-- Begin Given data --
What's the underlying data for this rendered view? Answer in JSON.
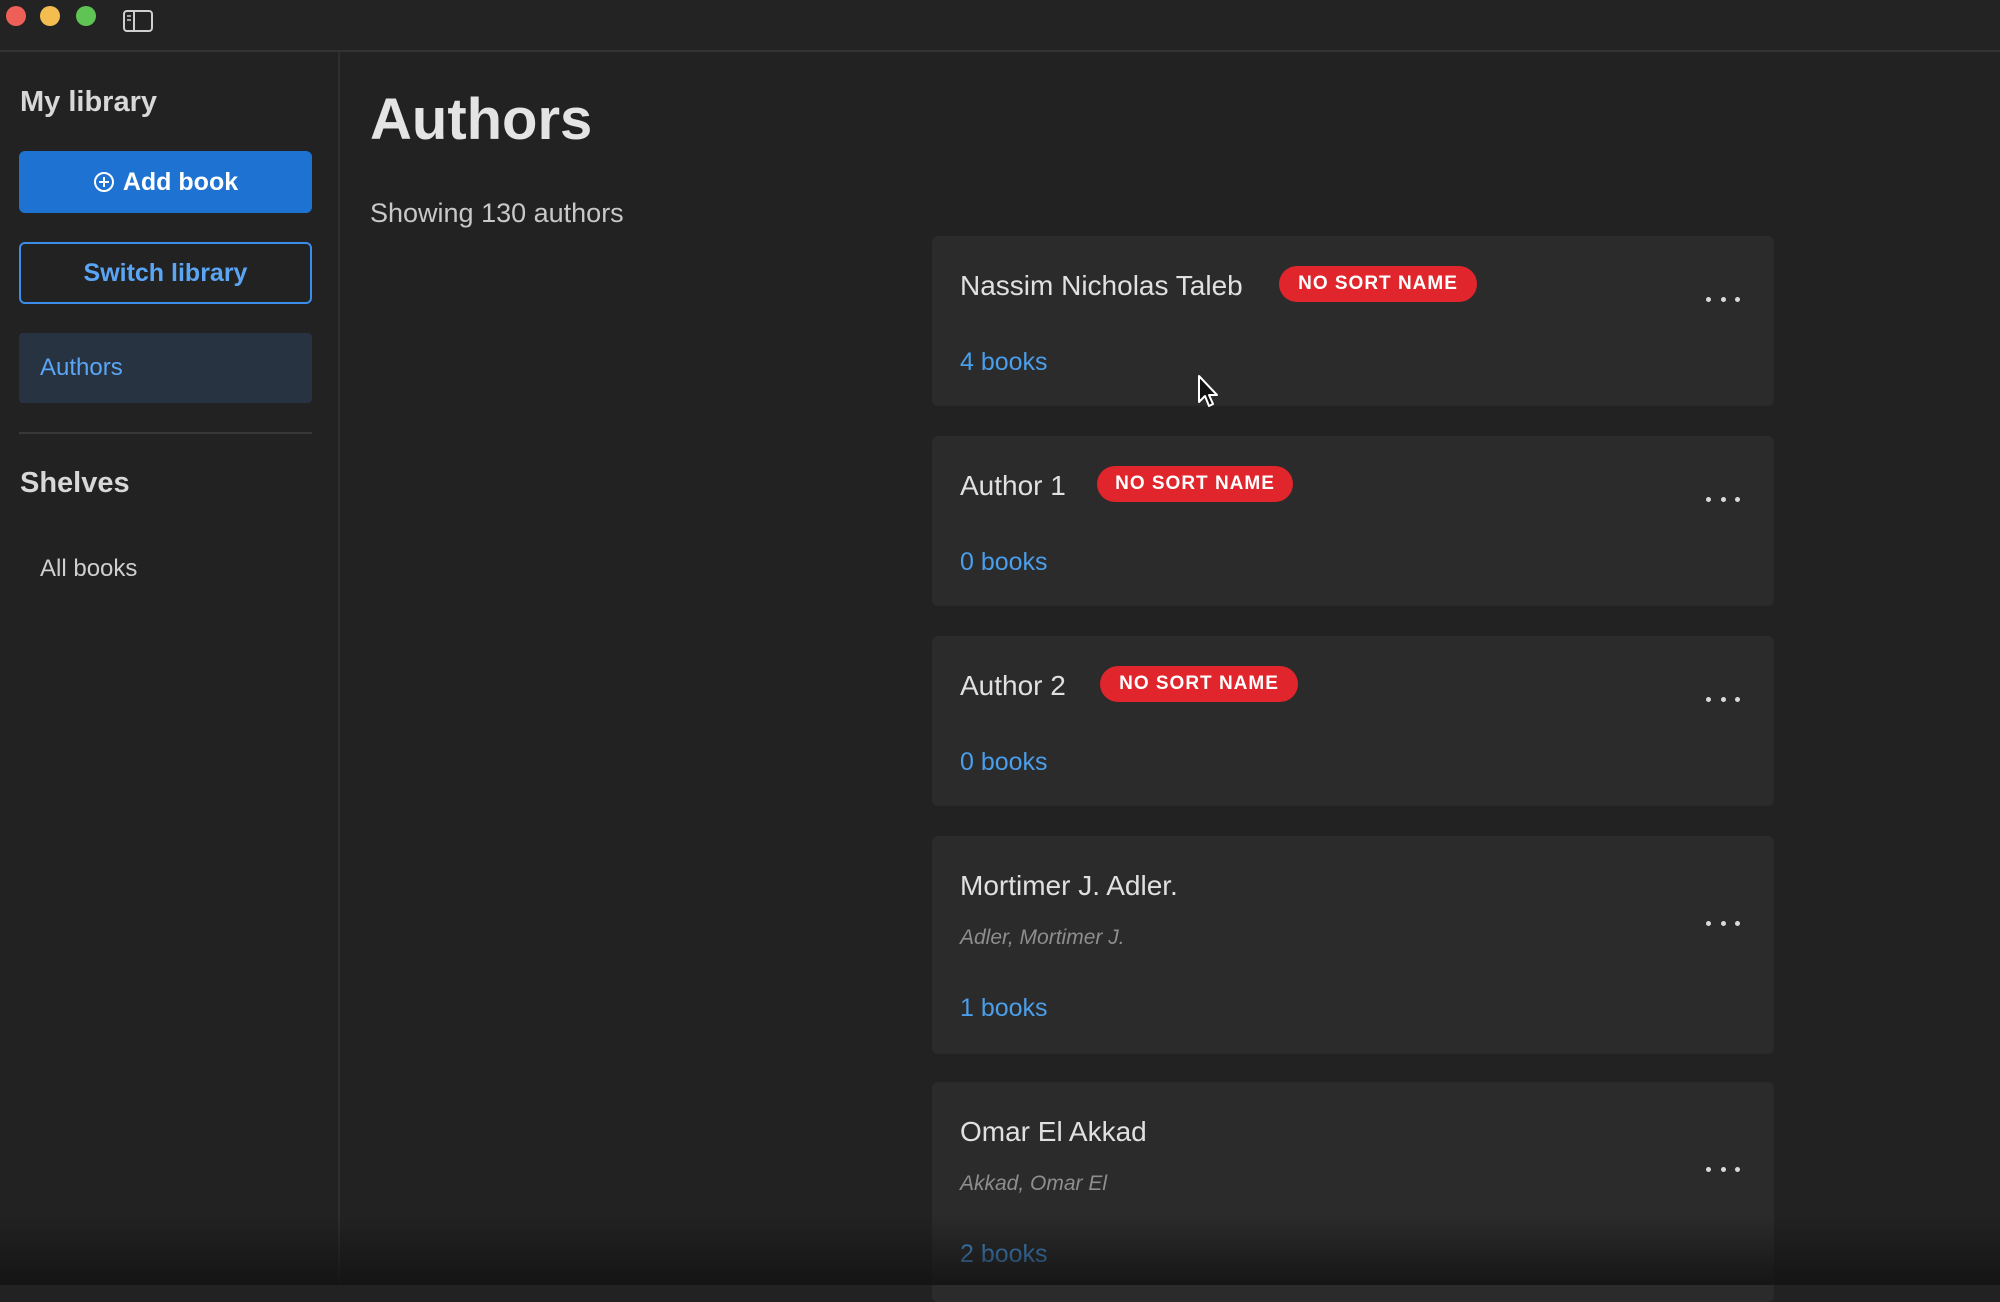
{
  "window": {
    "controls": [
      "close",
      "minimize",
      "maximize"
    ],
    "sidebar_toggle_icon": "sidebar-icon"
  },
  "sidebar": {
    "title": "My library",
    "add_button": "Add book",
    "add_icon": "plus-circle-icon",
    "switch_button": "Switch library",
    "nav_active": "Authors",
    "shelves_title": "Shelves",
    "shelves_items": [
      "All books"
    ]
  },
  "main": {
    "title": "Authors",
    "count_text": "Showing 130 authors",
    "authors": [
      {
        "name": "Nassim Nicholas Taleb",
        "badge": "NO SORT NAME",
        "sort_name": null,
        "books": "4 books"
      },
      {
        "name": "Author 1",
        "badge": "NO SORT NAME",
        "sort_name": null,
        "books": "0 books"
      },
      {
        "name": "Author 2",
        "badge": "NO SORT NAME",
        "sort_name": null,
        "books": "0 books"
      },
      {
        "name": "Mortimer J. Adler.",
        "badge": null,
        "sort_name": "Adler, Mortimer J.",
        "books": "1 books"
      },
      {
        "name": "Omar El Akkad",
        "badge": null,
        "sort_name": "Akkad, Omar El",
        "books": "2 books"
      }
    ]
  },
  "colors": {
    "accent": "#1e73d2",
    "link": "#4a9eea",
    "badge": "#e0262c",
    "background": "#222222",
    "card": "#2b2b2b"
  }
}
-- End Given data --
Return the material exactly as given, apart from the pictures.

What's the underlying data for this rendered view? Answer in JSON.
{
  "window": {
    "controls": [
      "close",
      "minimize",
      "maximize"
    ],
    "sidebar_toggle_icon": "sidebar-icon"
  },
  "sidebar": {
    "title": "My library",
    "add_button": "Add book",
    "add_icon": "plus-circle-icon",
    "switch_button": "Switch library",
    "nav_active": "Authors",
    "shelves_title": "Shelves",
    "shelves_items": [
      "All books"
    ]
  },
  "main": {
    "title": "Authors",
    "count_text": "Showing 130 authors",
    "authors": [
      {
        "name": "Nassim Nicholas Taleb",
        "badge": "NO SORT NAME",
        "sort_name": null,
        "books": "4 books"
      },
      {
        "name": "Author 1",
        "badge": "NO SORT NAME",
        "sort_name": null,
        "books": "0 books"
      },
      {
        "name": "Author 2",
        "badge": "NO SORT NAME",
        "sort_name": null,
        "books": "0 books"
      },
      {
        "name": "Mortimer J. Adler.",
        "badge": null,
        "sort_name": "Adler, Mortimer J.",
        "books": "1 books"
      },
      {
        "name": "Omar El Akkad",
        "badge": null,
        "sort_name": "Akkad, Omar El",
        "books": "2 books"
      }
    ]
  },
  "colors": {
    "accent": "#1e73d2",
    "link": "#4a9eea",
    "badge": "#e0262c",
    "background": "#222222",
    "card": "#2b2b2b"
  }
}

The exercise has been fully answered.